- Given exercise:
Pull every line containing the word "Ghana" from the records.

- Dataset records:
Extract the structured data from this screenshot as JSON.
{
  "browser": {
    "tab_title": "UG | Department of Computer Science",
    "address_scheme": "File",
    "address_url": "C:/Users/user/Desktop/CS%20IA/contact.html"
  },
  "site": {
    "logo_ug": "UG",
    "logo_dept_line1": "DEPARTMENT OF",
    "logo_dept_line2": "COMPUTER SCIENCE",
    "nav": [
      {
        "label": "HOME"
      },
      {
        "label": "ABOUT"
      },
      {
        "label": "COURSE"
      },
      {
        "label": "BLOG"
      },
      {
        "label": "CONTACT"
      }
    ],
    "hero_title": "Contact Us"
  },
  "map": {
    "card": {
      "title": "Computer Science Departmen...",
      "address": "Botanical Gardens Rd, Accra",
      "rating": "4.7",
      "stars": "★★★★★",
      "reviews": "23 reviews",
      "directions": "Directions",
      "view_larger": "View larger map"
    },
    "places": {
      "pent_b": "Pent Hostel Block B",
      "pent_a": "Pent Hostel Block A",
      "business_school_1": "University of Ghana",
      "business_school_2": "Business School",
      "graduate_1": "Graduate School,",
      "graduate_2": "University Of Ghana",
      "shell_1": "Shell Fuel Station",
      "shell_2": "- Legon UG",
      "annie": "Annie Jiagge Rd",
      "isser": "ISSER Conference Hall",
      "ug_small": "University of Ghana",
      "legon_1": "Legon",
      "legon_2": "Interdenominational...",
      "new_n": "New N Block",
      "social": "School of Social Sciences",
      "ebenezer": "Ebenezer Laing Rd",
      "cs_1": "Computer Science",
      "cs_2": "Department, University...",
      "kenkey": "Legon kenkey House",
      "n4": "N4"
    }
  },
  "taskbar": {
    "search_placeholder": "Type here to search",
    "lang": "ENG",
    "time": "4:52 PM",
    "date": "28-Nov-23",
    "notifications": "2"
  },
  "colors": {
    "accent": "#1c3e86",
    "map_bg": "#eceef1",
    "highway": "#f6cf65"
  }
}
...
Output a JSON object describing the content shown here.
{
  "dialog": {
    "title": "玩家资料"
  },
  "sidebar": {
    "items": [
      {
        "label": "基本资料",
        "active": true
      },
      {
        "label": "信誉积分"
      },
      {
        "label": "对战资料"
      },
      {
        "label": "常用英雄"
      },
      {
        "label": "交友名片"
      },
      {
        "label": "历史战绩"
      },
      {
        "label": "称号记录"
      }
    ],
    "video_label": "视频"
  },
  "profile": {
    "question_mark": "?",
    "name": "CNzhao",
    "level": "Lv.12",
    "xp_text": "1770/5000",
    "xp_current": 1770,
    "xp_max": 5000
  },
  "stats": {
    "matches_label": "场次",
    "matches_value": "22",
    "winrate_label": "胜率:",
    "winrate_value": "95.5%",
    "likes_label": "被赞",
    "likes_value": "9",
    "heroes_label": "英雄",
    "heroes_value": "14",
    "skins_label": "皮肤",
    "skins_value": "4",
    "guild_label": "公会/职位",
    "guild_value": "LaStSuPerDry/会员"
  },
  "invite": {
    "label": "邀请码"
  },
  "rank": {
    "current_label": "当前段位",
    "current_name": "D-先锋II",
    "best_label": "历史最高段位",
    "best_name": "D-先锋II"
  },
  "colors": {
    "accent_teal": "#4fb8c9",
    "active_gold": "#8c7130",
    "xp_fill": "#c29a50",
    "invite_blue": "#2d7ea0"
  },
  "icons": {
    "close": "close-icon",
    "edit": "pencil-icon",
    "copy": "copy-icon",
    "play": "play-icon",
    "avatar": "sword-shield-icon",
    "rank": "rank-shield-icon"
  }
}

- Response:
      "business_school_1": "University of Ghana",
      "graduate_2": "University Of Ghana",
      "ug_small": "University of Ghana",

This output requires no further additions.